:: Supplied material ::
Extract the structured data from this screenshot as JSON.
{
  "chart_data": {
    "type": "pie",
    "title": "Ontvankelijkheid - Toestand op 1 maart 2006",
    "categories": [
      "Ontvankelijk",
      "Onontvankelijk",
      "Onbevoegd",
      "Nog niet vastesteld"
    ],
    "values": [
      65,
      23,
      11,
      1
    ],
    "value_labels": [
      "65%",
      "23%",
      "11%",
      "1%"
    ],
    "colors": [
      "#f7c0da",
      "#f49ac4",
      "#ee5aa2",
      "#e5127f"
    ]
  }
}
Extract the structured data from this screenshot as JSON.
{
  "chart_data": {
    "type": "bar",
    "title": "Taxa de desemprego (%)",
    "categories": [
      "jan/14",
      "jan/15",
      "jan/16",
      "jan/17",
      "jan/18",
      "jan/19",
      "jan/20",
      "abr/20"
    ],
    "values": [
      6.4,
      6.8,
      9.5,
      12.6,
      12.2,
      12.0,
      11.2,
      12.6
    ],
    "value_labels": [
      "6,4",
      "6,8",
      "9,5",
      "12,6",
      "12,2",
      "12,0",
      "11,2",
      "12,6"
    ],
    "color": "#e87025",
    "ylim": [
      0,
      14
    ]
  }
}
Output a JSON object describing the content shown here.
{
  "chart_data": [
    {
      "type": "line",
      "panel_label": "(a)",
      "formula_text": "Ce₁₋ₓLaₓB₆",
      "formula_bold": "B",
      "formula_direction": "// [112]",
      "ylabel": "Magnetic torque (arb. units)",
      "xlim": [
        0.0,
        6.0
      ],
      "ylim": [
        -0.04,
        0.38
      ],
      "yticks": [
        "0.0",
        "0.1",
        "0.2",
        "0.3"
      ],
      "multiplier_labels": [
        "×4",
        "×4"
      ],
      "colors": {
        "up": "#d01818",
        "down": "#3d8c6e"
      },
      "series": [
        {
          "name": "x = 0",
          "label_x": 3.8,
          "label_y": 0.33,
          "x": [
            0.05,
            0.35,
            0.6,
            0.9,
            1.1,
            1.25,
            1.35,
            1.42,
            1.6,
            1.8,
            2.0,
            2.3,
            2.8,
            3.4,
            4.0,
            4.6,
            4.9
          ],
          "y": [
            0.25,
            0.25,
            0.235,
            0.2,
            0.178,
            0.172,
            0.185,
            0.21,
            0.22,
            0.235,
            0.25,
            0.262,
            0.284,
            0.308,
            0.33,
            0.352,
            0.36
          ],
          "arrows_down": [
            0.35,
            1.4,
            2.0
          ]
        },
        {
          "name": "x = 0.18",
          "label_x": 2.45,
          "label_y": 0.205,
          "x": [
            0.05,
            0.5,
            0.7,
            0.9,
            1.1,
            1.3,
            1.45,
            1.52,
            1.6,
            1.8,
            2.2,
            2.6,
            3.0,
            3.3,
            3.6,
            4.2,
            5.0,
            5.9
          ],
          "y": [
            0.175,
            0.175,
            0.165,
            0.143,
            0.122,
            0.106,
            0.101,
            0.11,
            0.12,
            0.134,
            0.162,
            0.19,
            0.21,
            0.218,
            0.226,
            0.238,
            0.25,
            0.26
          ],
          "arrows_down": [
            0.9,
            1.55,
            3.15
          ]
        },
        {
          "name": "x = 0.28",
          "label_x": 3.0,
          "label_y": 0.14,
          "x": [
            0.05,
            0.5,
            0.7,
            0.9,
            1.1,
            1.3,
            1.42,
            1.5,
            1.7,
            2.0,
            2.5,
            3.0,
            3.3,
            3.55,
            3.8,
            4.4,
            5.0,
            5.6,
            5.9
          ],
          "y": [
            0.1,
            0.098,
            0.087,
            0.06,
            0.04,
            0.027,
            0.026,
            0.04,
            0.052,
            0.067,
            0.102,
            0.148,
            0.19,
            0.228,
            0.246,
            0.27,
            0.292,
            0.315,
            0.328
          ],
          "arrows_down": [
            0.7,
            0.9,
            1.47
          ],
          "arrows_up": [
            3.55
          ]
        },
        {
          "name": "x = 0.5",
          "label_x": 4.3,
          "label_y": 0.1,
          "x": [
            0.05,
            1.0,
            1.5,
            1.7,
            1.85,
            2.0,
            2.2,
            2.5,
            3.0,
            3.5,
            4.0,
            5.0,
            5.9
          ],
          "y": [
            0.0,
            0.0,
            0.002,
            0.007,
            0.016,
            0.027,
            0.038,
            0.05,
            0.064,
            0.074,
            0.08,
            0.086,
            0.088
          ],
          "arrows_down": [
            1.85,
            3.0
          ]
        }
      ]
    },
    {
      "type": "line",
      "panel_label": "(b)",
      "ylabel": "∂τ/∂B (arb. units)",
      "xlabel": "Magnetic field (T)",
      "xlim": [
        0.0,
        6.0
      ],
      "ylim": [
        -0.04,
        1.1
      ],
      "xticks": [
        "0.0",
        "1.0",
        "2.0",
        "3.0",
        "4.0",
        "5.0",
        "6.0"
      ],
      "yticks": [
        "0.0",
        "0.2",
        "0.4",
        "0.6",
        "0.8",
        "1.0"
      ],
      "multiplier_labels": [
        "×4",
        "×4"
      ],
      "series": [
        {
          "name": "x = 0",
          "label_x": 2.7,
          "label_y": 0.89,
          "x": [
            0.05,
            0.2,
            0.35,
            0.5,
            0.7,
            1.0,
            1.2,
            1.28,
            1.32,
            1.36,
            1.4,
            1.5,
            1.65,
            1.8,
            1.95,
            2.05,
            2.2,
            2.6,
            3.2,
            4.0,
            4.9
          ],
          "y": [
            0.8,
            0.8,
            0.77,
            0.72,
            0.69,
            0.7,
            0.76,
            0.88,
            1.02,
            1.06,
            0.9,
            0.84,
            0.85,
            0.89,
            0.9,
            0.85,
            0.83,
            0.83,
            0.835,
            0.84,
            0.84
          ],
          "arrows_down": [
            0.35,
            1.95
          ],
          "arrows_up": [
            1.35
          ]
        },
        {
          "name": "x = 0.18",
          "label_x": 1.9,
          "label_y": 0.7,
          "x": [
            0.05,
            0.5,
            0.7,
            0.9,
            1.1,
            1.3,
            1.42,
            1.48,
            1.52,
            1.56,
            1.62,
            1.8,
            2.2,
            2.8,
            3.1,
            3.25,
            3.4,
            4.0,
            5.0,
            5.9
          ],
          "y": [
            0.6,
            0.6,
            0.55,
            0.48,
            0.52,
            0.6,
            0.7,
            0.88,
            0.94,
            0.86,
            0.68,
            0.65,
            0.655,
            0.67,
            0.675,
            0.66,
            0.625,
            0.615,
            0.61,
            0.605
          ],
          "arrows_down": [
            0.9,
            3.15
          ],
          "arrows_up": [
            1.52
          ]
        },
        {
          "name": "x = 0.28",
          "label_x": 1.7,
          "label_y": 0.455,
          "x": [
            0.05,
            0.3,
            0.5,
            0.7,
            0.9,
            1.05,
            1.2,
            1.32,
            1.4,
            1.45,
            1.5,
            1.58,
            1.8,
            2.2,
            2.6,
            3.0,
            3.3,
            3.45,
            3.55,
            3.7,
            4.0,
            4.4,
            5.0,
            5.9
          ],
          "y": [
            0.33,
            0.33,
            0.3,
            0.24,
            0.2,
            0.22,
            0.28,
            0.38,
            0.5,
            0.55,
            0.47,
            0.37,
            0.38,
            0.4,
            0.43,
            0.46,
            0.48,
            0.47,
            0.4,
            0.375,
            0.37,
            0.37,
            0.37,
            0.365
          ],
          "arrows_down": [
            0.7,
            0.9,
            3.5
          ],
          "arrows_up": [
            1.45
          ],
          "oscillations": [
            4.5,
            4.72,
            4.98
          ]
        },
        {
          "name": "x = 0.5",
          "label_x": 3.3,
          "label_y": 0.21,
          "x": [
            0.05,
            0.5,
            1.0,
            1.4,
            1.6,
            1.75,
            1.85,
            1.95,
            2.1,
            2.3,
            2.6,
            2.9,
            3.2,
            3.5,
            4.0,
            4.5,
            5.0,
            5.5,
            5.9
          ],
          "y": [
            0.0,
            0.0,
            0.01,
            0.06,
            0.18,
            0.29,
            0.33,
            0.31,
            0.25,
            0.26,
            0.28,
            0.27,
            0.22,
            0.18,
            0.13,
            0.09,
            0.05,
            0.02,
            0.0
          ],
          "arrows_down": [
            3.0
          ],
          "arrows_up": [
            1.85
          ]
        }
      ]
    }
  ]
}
:::
▶ **The request**
Search the lines for "title". Copy each line that has it.

▶ **Exercise answer**
    "title": "Ontvankelijkheid - Toestand op 1 maart 2006",
    "title": "Taxa de desemprego (%)",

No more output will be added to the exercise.